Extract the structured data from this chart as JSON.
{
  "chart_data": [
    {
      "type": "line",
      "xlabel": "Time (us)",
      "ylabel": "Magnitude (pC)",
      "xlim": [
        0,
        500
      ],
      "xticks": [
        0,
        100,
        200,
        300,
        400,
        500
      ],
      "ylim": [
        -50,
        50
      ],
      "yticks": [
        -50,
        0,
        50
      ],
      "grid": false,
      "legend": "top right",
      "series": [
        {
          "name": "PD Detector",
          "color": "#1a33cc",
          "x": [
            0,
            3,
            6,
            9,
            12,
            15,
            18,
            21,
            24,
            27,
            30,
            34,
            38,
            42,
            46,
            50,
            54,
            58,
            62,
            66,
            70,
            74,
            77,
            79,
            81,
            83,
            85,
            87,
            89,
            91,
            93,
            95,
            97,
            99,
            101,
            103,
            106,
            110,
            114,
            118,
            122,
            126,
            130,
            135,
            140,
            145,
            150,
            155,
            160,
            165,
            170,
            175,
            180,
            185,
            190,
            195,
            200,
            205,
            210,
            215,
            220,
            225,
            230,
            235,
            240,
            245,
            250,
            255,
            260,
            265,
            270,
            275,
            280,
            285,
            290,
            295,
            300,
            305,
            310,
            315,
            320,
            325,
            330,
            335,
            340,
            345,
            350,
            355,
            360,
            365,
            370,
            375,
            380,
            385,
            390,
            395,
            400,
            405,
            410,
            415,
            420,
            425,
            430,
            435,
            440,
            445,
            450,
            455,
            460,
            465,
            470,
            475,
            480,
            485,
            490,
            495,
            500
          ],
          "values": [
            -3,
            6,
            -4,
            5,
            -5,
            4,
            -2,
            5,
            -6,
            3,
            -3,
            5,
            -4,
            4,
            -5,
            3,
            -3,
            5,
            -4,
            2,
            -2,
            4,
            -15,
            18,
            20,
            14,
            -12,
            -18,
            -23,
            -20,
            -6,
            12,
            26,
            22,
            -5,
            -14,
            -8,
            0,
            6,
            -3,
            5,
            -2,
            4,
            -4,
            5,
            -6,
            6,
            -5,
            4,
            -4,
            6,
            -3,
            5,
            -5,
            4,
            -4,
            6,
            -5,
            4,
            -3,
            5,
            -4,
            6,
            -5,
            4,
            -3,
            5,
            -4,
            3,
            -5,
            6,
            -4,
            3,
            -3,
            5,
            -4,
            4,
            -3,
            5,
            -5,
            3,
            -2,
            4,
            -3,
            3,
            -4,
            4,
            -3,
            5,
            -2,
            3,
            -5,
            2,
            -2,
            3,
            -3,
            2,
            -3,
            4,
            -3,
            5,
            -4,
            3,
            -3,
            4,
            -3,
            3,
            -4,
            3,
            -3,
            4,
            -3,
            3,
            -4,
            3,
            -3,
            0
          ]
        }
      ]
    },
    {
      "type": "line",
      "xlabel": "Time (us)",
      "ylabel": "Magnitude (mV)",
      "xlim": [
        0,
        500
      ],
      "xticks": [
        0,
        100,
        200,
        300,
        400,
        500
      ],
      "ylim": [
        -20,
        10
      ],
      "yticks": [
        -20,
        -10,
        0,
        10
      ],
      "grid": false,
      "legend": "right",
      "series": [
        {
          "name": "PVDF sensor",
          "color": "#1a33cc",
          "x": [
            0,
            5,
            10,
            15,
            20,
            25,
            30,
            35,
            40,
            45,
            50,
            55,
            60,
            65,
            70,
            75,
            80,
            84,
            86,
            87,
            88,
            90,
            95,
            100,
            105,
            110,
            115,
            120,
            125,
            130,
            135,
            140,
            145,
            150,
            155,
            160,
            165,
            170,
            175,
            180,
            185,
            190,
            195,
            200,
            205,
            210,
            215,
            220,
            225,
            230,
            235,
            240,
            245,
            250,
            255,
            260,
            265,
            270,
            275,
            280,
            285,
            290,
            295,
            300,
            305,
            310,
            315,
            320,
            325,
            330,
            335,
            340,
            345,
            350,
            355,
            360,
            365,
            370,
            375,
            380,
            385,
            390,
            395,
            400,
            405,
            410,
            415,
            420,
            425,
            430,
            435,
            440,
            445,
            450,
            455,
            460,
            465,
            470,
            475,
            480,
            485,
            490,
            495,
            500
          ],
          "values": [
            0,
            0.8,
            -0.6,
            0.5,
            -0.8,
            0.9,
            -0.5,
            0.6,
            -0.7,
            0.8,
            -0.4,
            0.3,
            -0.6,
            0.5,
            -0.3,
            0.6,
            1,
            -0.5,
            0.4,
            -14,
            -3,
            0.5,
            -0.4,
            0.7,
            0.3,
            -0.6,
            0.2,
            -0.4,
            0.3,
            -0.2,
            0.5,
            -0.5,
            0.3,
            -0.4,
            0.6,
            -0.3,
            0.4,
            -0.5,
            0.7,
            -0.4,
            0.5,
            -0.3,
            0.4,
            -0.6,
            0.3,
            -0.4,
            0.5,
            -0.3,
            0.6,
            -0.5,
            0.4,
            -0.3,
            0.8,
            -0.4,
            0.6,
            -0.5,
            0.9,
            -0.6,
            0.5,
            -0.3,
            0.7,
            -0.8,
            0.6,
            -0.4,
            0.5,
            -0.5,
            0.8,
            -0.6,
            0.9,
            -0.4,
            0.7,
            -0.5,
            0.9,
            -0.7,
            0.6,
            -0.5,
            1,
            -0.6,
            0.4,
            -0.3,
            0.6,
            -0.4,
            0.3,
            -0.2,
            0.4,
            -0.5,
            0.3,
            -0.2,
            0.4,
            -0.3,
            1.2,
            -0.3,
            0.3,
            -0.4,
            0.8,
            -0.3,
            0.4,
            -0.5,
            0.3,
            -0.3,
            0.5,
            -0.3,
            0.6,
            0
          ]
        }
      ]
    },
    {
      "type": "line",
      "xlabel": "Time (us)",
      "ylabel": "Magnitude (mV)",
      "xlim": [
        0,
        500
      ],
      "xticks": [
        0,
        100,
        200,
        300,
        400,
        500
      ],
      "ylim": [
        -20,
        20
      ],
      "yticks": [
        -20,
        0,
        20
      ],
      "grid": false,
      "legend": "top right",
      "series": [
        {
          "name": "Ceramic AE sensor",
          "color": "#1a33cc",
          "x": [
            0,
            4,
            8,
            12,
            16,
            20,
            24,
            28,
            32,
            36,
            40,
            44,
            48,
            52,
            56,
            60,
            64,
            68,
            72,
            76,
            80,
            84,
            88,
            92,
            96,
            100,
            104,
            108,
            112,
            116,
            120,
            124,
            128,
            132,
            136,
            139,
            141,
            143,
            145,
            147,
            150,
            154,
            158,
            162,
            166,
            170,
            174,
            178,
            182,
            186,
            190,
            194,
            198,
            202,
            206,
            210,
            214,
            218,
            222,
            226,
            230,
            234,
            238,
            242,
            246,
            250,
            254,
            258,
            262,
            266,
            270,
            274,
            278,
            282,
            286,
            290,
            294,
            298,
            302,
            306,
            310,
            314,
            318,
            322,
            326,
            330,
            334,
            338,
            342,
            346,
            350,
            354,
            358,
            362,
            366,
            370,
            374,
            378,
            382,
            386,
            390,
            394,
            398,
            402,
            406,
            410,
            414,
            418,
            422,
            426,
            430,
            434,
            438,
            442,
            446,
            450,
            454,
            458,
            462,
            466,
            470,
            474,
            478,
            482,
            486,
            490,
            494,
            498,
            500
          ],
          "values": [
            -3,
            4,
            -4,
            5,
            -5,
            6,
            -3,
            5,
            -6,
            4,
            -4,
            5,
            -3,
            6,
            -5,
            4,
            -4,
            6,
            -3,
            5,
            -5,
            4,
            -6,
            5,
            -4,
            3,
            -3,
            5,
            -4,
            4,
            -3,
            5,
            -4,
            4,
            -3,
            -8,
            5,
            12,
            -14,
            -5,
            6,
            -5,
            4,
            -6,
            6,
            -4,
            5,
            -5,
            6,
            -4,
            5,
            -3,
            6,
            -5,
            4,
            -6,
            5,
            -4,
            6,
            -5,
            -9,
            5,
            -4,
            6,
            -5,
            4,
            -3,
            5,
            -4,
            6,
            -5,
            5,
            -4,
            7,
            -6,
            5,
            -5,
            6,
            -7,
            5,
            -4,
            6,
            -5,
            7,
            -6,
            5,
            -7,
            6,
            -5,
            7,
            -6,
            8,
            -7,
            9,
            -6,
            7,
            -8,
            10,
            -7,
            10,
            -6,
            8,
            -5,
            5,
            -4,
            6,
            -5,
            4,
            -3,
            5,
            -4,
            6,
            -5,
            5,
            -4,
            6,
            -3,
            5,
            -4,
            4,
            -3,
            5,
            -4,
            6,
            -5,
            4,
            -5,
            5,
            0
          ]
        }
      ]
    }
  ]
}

### The task
List each line in the listing that contains the string "name".

### Task answer
          "name": "PD Detector",
          "name": "PVDF sensor",
          "name": "Ceramic AE sensor",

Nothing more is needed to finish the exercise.